- _Set exercise_
Extract the material from the line containing "List all visible" up to and including the line containing "note-label: Note: [116,364,157,383]", reproducing each line word for word. Leave the pictures out of your answer.

- _Provided entries_

—————

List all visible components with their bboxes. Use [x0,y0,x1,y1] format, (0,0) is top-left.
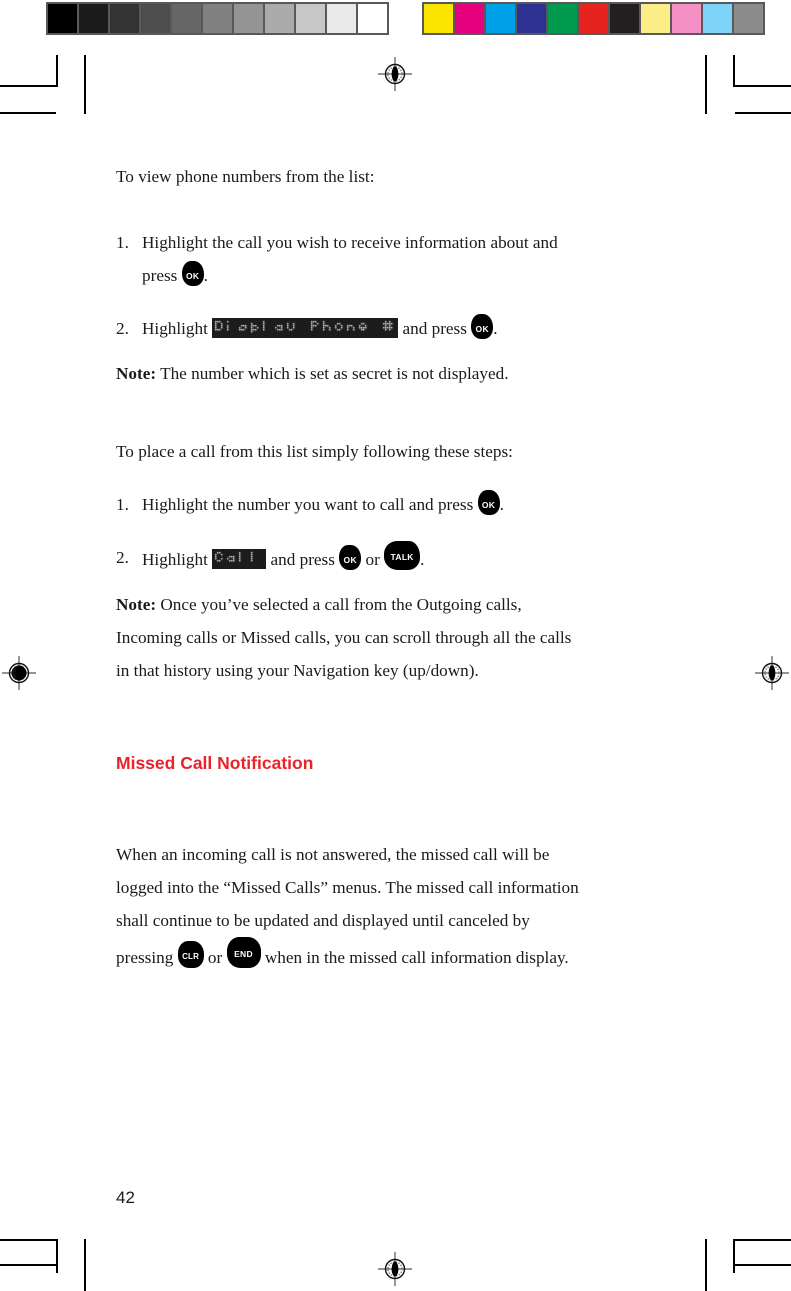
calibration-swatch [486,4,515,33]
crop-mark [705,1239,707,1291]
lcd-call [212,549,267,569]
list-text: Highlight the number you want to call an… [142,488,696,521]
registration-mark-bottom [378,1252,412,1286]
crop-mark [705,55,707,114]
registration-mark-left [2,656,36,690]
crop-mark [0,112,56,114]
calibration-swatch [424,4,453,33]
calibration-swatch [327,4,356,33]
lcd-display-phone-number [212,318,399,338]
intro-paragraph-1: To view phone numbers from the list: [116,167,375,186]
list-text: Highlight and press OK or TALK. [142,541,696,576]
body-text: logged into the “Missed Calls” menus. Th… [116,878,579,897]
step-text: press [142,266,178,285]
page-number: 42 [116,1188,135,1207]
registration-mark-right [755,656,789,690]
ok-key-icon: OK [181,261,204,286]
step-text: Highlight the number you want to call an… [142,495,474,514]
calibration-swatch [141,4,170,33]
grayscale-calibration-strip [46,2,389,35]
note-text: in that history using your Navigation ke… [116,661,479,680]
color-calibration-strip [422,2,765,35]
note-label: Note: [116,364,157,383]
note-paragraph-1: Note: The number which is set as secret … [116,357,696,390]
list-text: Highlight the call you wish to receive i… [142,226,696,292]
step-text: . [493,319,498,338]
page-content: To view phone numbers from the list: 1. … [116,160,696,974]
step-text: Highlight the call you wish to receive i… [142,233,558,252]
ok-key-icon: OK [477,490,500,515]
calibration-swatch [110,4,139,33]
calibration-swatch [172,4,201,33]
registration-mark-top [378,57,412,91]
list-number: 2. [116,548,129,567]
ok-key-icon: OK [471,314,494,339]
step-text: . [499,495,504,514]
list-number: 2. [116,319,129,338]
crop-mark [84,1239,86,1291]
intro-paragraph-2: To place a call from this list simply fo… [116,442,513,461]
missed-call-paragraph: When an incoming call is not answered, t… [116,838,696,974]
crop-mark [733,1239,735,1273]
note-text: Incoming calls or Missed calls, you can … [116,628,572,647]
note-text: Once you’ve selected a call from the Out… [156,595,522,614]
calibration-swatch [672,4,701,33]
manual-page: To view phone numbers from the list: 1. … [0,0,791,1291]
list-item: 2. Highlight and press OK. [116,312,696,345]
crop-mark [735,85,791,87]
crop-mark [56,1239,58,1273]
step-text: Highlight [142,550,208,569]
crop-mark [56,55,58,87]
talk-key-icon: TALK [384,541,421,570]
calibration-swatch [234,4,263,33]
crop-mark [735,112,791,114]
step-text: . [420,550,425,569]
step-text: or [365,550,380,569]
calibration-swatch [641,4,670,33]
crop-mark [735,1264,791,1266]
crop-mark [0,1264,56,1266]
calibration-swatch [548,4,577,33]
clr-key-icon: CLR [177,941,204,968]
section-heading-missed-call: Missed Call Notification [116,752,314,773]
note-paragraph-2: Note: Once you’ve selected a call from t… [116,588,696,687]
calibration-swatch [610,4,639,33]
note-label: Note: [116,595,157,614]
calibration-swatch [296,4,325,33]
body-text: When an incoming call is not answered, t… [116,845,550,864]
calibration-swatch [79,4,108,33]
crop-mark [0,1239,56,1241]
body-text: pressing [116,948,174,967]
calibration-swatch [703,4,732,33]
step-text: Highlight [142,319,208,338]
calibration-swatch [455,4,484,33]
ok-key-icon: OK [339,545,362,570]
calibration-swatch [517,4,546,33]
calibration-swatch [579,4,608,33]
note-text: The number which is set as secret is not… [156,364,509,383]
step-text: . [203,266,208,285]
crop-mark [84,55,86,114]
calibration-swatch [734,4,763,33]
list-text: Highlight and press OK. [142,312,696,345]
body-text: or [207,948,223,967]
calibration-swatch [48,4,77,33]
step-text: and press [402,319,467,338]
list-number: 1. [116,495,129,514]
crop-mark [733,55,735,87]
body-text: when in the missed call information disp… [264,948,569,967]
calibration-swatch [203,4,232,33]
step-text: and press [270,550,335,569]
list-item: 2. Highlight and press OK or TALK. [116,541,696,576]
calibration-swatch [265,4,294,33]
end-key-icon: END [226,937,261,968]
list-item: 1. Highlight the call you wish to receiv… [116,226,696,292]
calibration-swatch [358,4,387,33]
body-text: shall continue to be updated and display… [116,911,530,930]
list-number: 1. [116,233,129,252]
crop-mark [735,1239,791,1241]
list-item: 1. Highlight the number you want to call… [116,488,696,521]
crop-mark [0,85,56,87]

—————

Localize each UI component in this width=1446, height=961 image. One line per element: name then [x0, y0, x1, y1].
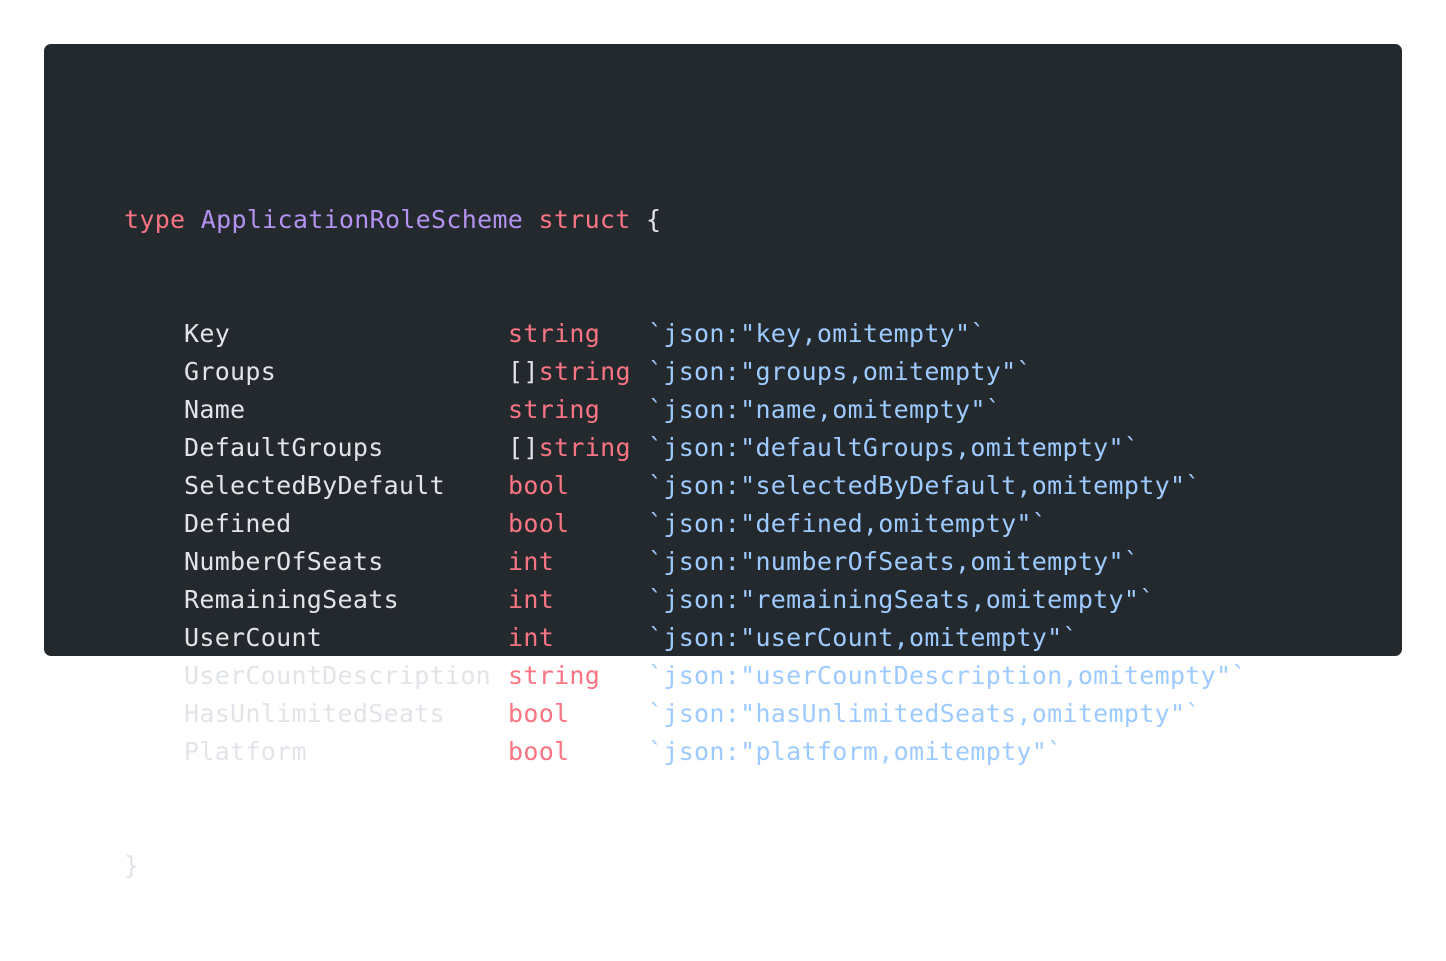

—————

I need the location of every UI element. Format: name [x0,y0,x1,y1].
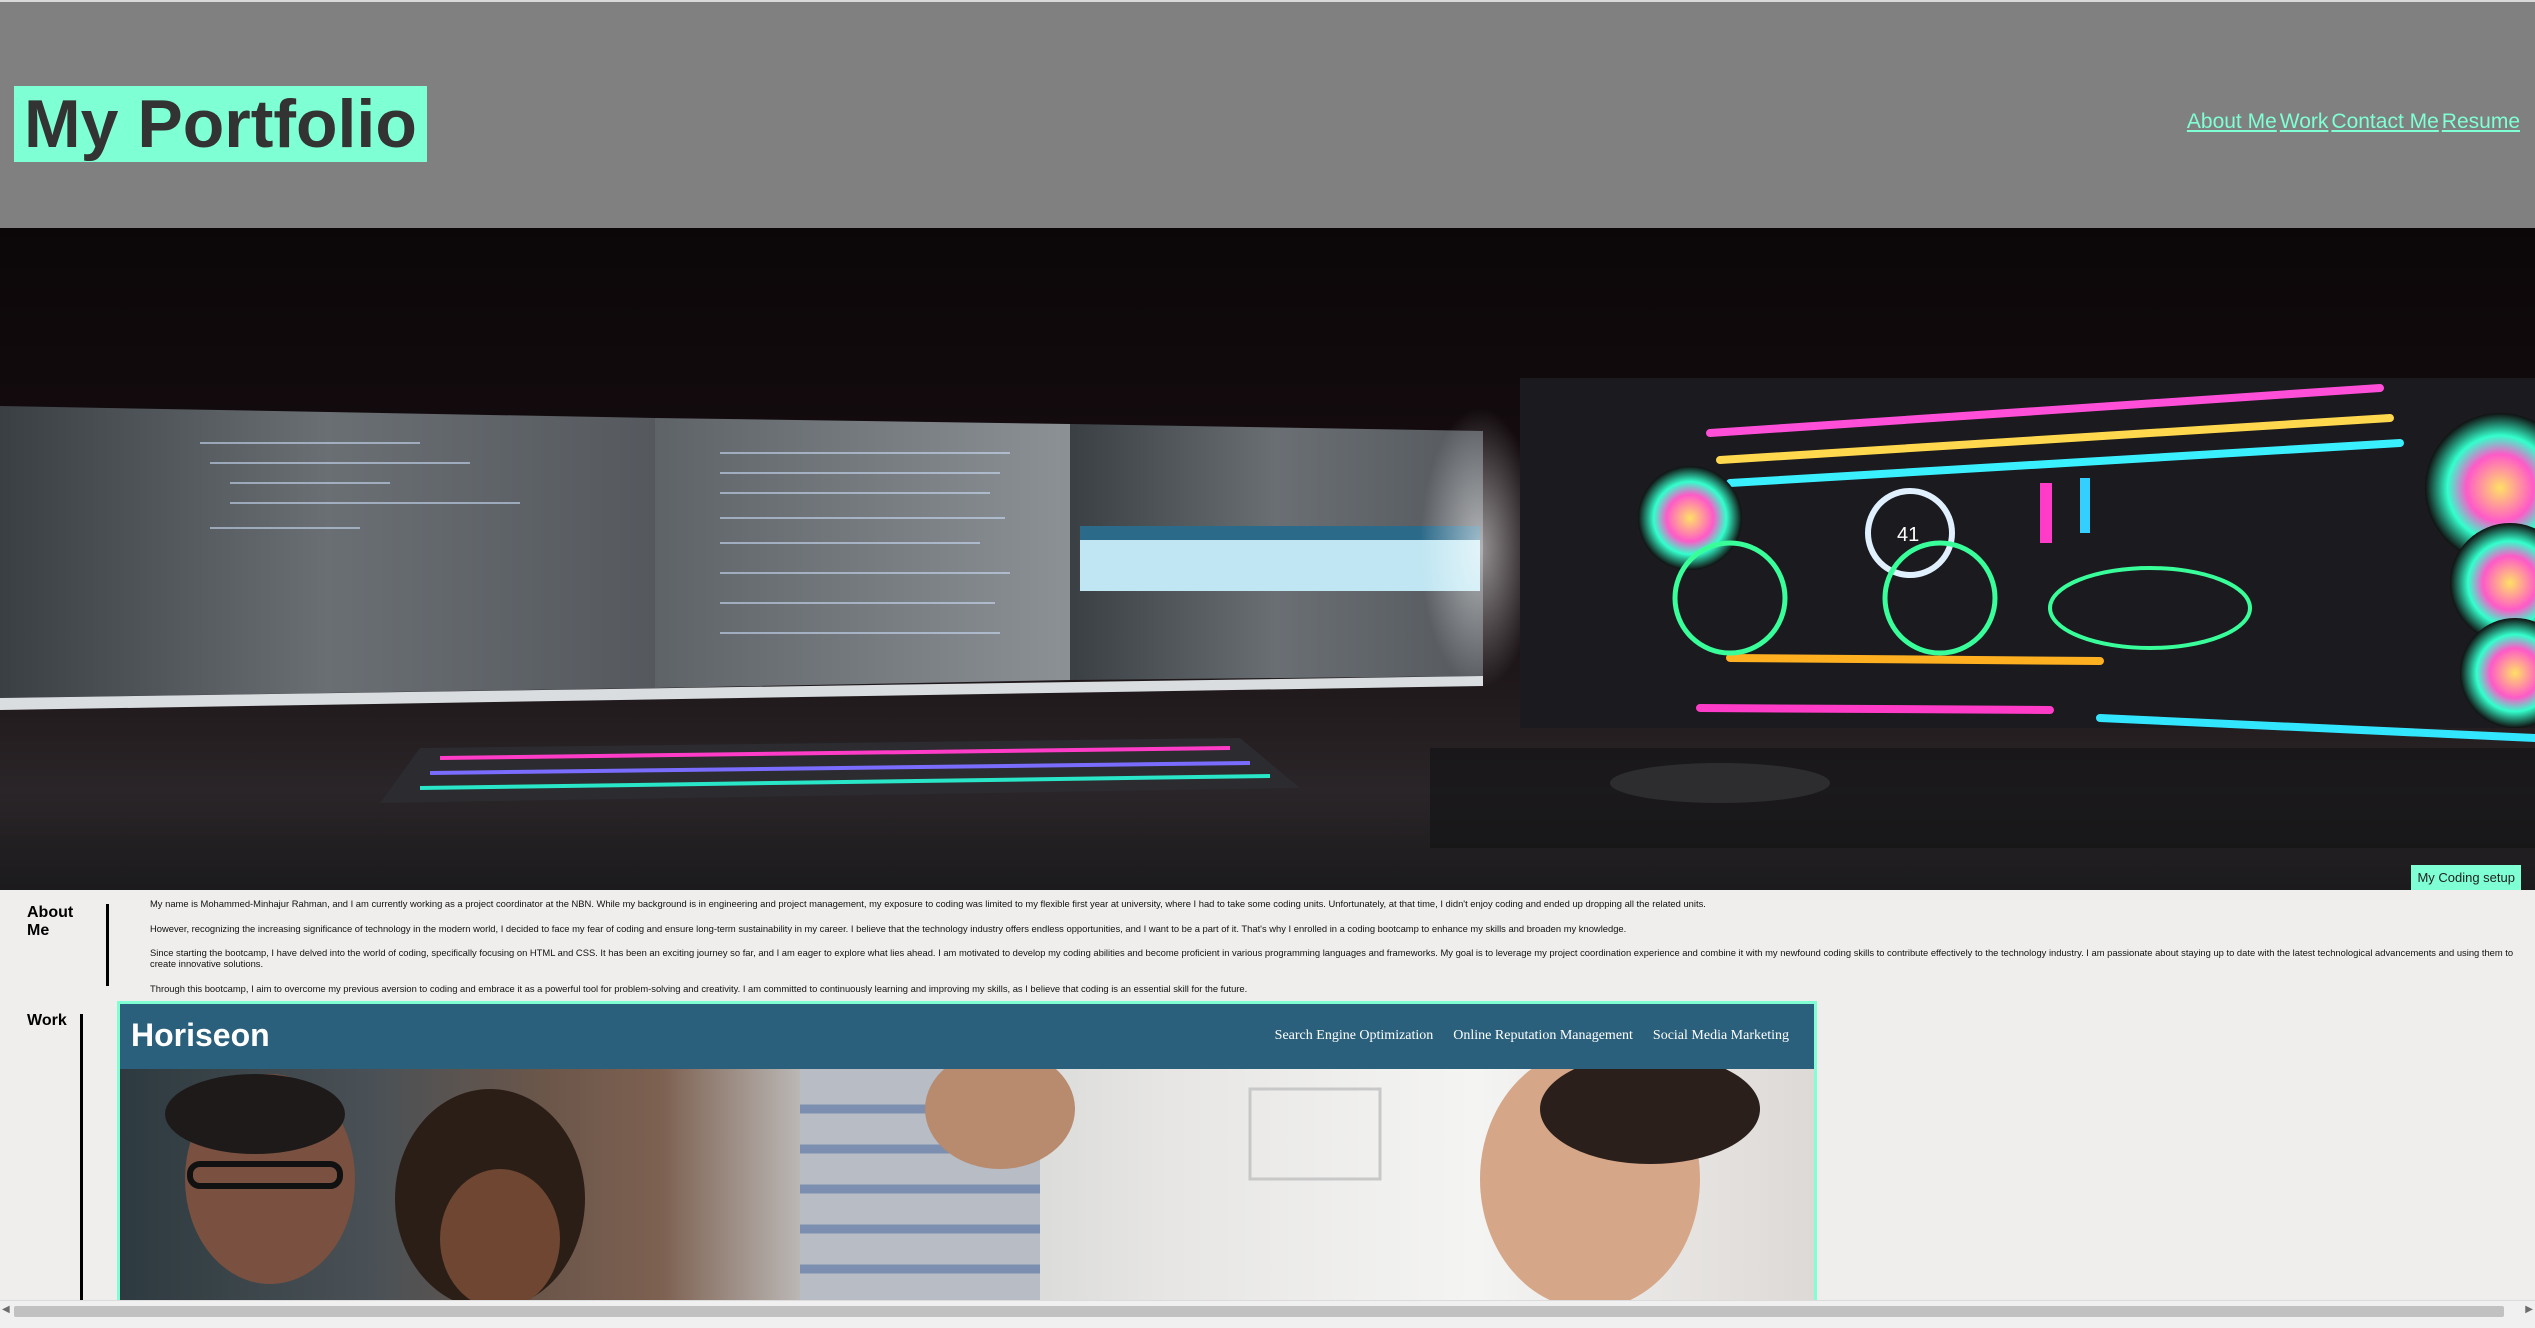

—————

- _Answer for this exercise_
List all visible components with their bboxes. Use [x0,y0,x1,y1] format, (0,0) is top-left.
calibration-swatch [486,4,515,33]
crop-mark [705,1239,707,1291]
lcd-call [212,549,267,569]
list-text: Highlight the number you want to call an… [142,488,696,521]
registration-mark-bottom [378,1252,412,1286]
crop-mark [705,55,707,114]
registration-mark-left [2,656,36,690]
crop-mark [0,112,56,114]
calibration-swatch [424,4,453,33]
calibration-swatch [327,4,356,33]
lcd-display-phone-number [212,318,399,338]
intro-paragraph-1: To view phone numbers from the list: [116,167,375,186]
list-text: Highlight and press OK or TALK. [142,541,696,576]
body-text: logged into the “Missed Calls” menus. Th… [116,878,579,897]
step-text: press [142,266,178,285]
page-number: 42 [116,1188,135,1207]
registration-mark-right [755,656,789,690]
ok-key-icon: OK [181,261,204,286]
step-text: Highlight the number you want to call an… [142,495,474,514]
calibration-swatch [141,4,170,33]
grayscale-calibration-strip [46,2,389,35]
note-text: in that history using your Navigation ke… [116,661,479,680]
color-calibration-strip [422,2,765,35]
note-label: Note: [116,364,157,383]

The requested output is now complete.